(Dataset entries)
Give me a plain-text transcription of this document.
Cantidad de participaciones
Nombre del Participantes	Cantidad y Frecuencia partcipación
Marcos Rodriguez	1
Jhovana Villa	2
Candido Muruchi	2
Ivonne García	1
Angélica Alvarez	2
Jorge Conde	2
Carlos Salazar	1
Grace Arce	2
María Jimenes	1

» **Task goal**
Every entry must be retyped in full, exactly as given.

» **The answer**
Give me a plain-text transcription of this document.
Cantidad de participaciones
Nombre del Participantes	Cantidad y Frecuencia partcipación
Marcos Rodriguez	1
Jhovana Villa	2
Candido Muruchi	2
Ivonne García	1
Angélica Alvarez	2
Jorge Conde	2
Carlos Salazar	1
Grace Arce	2
María Jimenes	1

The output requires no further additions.